Excerpts from a layout annotation set:
▬▬▬▬▬▬
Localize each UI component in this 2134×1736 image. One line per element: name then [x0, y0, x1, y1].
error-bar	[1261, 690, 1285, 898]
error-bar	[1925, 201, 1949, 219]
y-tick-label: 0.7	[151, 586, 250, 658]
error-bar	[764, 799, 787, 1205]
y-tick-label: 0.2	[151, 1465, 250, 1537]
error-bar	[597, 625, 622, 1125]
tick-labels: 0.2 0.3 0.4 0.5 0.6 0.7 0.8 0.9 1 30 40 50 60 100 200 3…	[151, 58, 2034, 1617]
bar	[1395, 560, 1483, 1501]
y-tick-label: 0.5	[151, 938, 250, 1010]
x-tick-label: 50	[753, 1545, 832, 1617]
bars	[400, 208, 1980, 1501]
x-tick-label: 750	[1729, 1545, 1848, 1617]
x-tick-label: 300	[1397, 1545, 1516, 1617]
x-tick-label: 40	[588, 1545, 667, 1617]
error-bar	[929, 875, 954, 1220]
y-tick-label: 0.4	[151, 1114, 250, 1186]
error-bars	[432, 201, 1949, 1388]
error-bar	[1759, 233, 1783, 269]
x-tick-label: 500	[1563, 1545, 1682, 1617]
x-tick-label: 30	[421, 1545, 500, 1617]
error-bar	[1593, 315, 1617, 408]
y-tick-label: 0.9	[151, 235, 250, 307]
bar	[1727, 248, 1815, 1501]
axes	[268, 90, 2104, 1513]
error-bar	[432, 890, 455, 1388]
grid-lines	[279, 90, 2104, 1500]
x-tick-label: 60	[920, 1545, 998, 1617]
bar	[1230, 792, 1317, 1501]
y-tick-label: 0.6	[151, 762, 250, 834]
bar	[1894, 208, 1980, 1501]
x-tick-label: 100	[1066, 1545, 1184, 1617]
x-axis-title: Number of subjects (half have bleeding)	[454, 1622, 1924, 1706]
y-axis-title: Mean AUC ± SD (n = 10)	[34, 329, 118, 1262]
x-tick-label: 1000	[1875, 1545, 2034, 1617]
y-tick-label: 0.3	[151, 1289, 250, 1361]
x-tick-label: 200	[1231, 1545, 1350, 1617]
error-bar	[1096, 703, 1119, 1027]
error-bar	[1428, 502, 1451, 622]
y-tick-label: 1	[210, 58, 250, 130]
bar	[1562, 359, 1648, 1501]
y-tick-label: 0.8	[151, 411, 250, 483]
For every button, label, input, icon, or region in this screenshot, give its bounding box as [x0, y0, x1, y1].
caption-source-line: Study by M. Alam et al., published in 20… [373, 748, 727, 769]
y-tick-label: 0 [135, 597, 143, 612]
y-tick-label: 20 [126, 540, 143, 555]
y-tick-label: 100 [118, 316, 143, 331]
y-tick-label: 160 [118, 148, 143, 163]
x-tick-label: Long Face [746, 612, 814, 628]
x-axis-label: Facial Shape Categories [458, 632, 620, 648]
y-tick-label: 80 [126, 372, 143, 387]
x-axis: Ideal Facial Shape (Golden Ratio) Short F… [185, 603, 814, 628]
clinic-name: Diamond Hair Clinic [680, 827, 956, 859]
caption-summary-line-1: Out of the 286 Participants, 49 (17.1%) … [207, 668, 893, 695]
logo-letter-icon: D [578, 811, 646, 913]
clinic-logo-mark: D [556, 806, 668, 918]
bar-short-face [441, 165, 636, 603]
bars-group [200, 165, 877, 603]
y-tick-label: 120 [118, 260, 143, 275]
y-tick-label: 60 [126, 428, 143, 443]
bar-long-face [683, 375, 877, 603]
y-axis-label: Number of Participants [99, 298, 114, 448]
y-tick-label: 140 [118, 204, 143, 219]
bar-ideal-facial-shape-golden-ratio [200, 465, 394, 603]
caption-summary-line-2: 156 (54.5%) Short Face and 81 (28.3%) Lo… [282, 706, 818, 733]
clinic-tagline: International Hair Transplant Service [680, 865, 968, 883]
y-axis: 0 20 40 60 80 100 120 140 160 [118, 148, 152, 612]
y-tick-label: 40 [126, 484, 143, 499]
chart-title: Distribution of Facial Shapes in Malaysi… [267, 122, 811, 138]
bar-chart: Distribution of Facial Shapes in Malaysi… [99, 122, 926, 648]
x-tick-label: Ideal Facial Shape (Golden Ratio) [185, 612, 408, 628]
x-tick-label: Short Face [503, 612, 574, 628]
▬▬▬▬▬▬
EXERCISE OBJECTIVE: Copy everything from the start of the entries down to the line containing "1545, 1516, 1617]", swapping "error-bar" for "whisker" and leaving all else unchanged.

OUTPUT FOR THIS TASK:
Localize each UI component in this 2134×1736 image. One line per element: name then [x0, y0, x1, y1].
whisker	[1261, 690, 1285, 898]
whisker	[1925, 201, 1949, 219]
y-tick-label: 0.7	[151, 586, 250, 658]
whisker	[764, 799, 787, 1205]
y-tick-label: 0.2	[151, 1465, 250, 1537]
whisker	[597, 625, 622, 1125]
tick-labels: 0.2 0.3 0.4 0.5 0.6 0.7 0.8 0.9 1 30 40 50 60 100 200 3…	[151, 58, 2034, 1617]
bar	[1395, 560, 1483, 1501]
y-tick-label: 0.5	[151, 938, 250, 1010]
x-tick-label: 50	[753, 1545, 832, 1617]
bars	[400, 208, 1980, 1501]
x-tick-label: 750	[1729, 1545, 1848, 1617]
x-tick-label: 300	[1397, 1545, 1516, 1617]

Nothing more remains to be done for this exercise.